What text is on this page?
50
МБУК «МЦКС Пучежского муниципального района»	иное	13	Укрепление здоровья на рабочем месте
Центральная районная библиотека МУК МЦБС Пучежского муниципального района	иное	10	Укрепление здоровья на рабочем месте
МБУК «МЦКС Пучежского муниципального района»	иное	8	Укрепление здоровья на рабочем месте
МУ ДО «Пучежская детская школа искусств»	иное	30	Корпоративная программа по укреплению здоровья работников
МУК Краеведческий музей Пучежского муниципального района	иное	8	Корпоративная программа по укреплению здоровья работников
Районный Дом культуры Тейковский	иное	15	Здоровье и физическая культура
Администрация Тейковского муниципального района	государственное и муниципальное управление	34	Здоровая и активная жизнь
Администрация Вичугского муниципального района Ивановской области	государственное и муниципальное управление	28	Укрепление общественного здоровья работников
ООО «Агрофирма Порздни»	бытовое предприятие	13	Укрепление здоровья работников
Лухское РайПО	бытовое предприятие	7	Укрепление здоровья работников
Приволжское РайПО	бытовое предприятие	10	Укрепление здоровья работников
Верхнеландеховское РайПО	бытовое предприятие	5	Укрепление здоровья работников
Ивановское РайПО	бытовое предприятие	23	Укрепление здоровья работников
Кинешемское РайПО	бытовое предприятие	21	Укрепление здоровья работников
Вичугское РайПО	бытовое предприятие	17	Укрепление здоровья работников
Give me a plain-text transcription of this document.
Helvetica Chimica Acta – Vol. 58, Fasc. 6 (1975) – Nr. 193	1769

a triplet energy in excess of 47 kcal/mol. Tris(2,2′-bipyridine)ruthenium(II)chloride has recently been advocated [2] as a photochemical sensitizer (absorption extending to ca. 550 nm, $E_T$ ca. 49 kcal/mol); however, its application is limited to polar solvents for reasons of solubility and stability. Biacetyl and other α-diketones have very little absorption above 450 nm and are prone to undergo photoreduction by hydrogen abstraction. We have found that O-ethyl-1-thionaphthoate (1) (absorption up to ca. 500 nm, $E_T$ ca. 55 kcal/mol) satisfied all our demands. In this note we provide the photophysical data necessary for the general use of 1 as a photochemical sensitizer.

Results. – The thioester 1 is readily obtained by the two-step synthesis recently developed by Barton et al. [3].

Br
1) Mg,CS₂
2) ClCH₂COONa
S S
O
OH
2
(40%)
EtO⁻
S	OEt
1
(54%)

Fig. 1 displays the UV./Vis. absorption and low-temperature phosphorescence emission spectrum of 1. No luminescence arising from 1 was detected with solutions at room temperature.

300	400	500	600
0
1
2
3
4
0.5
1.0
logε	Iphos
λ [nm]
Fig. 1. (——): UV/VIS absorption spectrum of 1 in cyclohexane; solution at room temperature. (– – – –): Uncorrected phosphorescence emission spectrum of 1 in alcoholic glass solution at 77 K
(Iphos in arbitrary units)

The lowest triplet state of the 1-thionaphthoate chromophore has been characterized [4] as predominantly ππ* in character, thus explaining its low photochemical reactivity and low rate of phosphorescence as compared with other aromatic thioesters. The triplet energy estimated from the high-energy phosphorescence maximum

> Problem requirements
List the lines that contain the word "absorption".

> Solution for this exercise
a triplet energy in excess of 47 kcal/mol. Tris(2,2′-bipyridine)ruthenium(II)chloride has recently been advocated [2] as a photochemical sensitizer (absorption extending to ca. 550 nm, $E_T$ ca. 49 kcal/mol); however, its application is limited to polar solvents for reasons of solubility and stability. Biacetyl and other α-diketones have very little absorption above 450 nm and are prone to undergo photoreduction by hydrogen abstraction. We have found that O-ethyl-1-thionaphthoate (1) (absorption up to ca. 500 nm, $E_T$ ca. 55 kcal/mol) satisfied all our demands. In this note we provide the photophysical data necessary for the general use of 1 as a photochemical sensitizer.
Fig. 1 displays the UV./Vis. absorption and low-temperature phosphorescence emission spectrum of 1. No luminescence arising from 1 was detected with solutions at room temperature.
Fig. 1. (——): UV/VIS absorption spectrum of 1 in cyclohexane; solution at room temperature. (– – – –): Uncorrected phosphorescence emission spectrum of 1 in alcoholic glass solution at 77 K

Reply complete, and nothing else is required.